## RECORDS SHOWN

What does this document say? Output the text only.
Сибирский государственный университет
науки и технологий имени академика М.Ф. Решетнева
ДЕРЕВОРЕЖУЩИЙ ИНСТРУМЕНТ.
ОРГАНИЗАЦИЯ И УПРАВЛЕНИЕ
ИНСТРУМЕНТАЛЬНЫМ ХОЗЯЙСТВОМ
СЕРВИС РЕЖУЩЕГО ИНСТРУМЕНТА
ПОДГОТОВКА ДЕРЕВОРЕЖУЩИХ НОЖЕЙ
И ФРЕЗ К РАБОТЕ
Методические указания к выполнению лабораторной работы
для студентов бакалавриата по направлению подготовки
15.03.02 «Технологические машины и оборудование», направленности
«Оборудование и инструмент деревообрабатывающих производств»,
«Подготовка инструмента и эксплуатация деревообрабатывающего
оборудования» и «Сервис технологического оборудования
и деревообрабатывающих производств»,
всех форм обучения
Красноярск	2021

## TASK TO COMPLETE
State how many lines above include the word "производств", and nothing more.

## RESULT OF THE TASK
2